• **What the task requires**
Find every line below that contains the word "围绕一村一品建设" and copy it out.

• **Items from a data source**
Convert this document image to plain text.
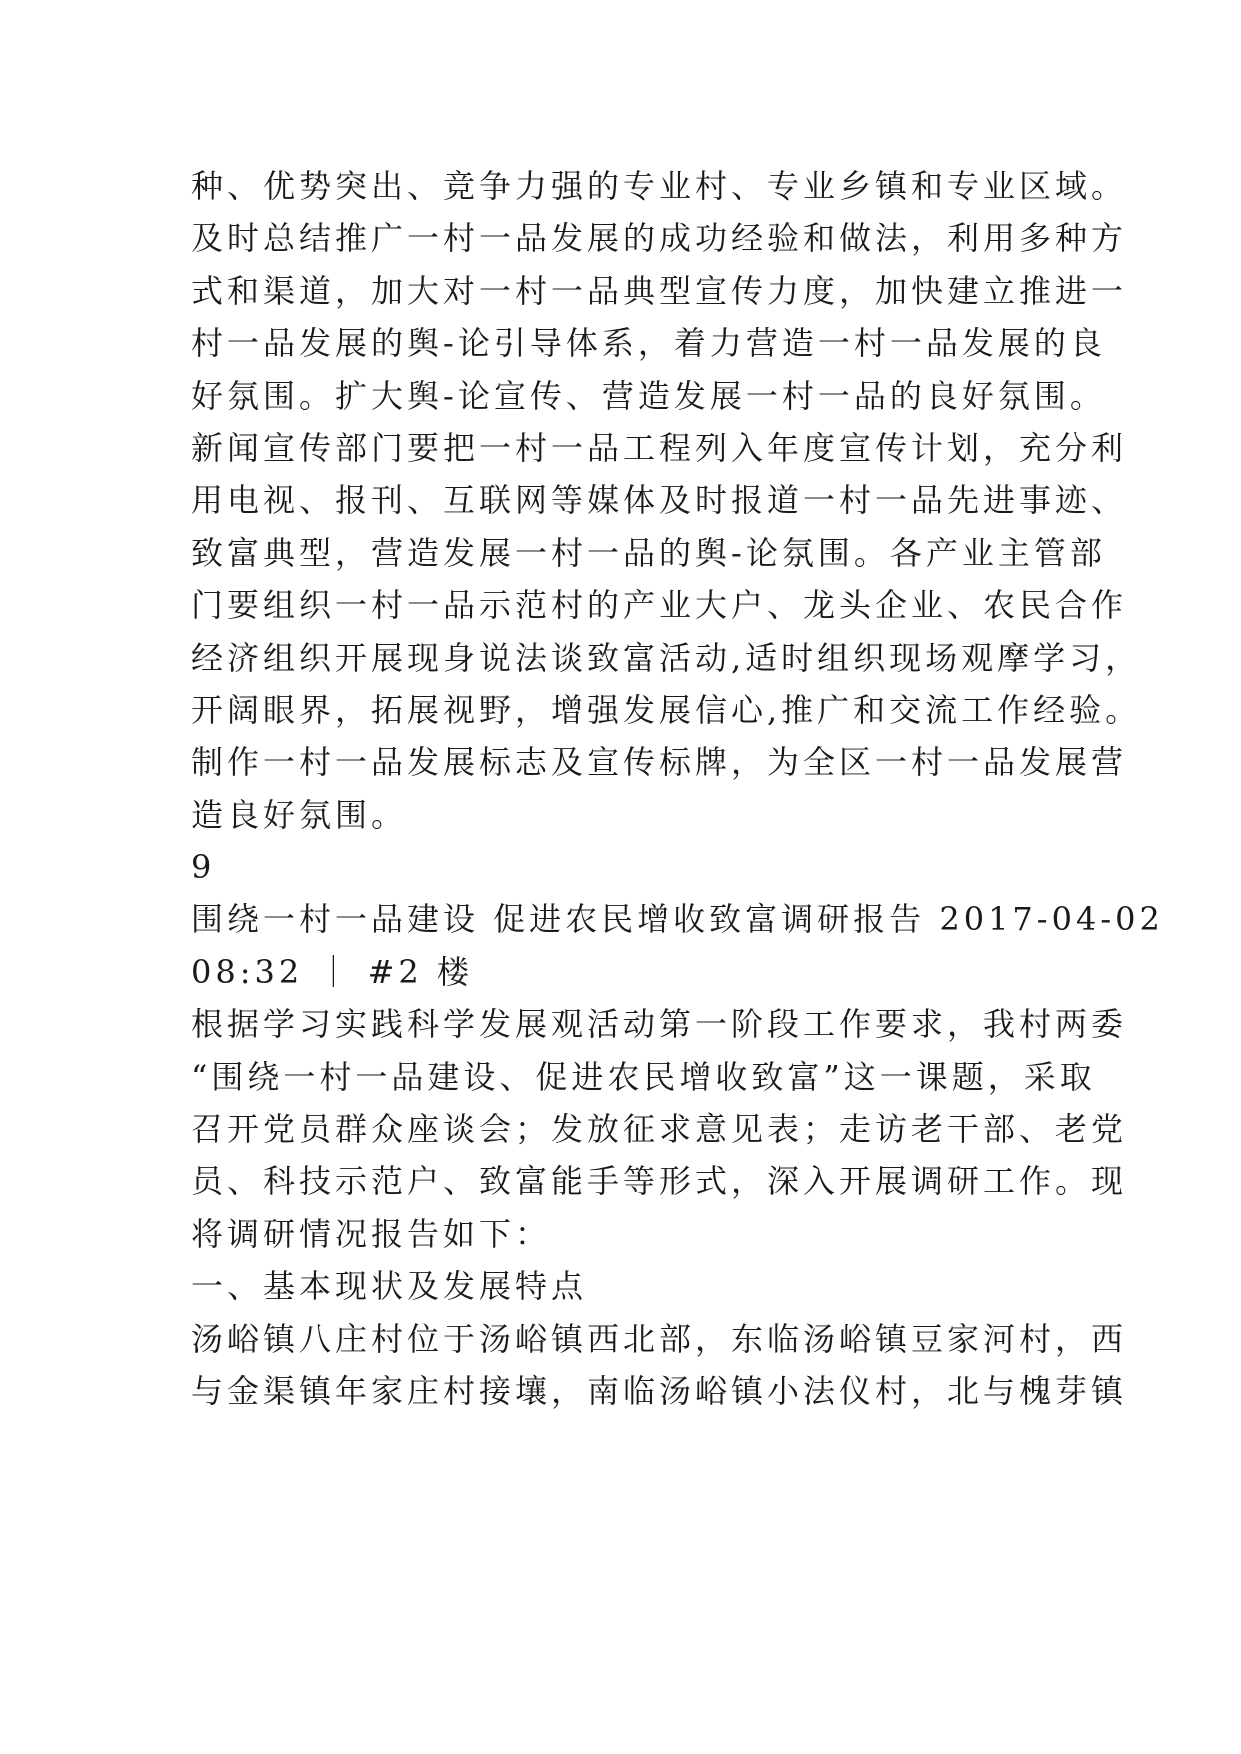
种、优势突出、竞争力强的专业村、专业乡镇和专业区域。
及时总结推广一村一品发展的成功经验和做法，利用多种方
式和渠道，加大对一村一品典型宣传力度，加快建立推进一
村一品发展的舆-论引导体系，着力营造一村一品发展的良
好氛围。扩大舆-论宣传、营造发展一村一品的良好氛围。
新闻宣传部门要把一村一品工程列入年度宣传计划，充分利
用电视、报刊、互联网等媒体及时报道一村一品先进事迹、
致富典型，营造发展一村一品的舆-论氛围。各产业主管部
门要组织一村一品示范村的产业大户、龙头企业、农民合作
经济组织开展现身说法谈致富活动,适时组织现场观摩学习，
开阔眼界，拓展视野，增强发展信心,推广和交流工作经验。
制作一村一品发展标志及宣传标牌，为全区一村一品发展营
造良好氛围。
9
围绕一村一品建设 促进农民增收致富调研报告 2017-04-02
08:32 ｜ #2 楼
根据学习实践科学发展观活动第一阶段工作要求，我村两委
“围绕一村一品建设、促进农民增收致富”这一课题，采取
召开党员群众座谈会；发放征求意见表；走访老干部、老党
员、科技示范户、致富能手等形式，深入开展调研工作。现
将调研情况报告如下：
一、基本现状及发展特点
汤峪镇八庄村位于汤峪镇西北部，东临汤峪镇豆家河村，西
与金渠镇年家庄村接壤，南临汤峪镇小法仪村，北与槐芽镇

• **Correct output**
围绕一村一品建设 促进农民增收致富调研报告 2017-04-02
“围绕一村一品建设、促进农民增收致富”这一课题，采取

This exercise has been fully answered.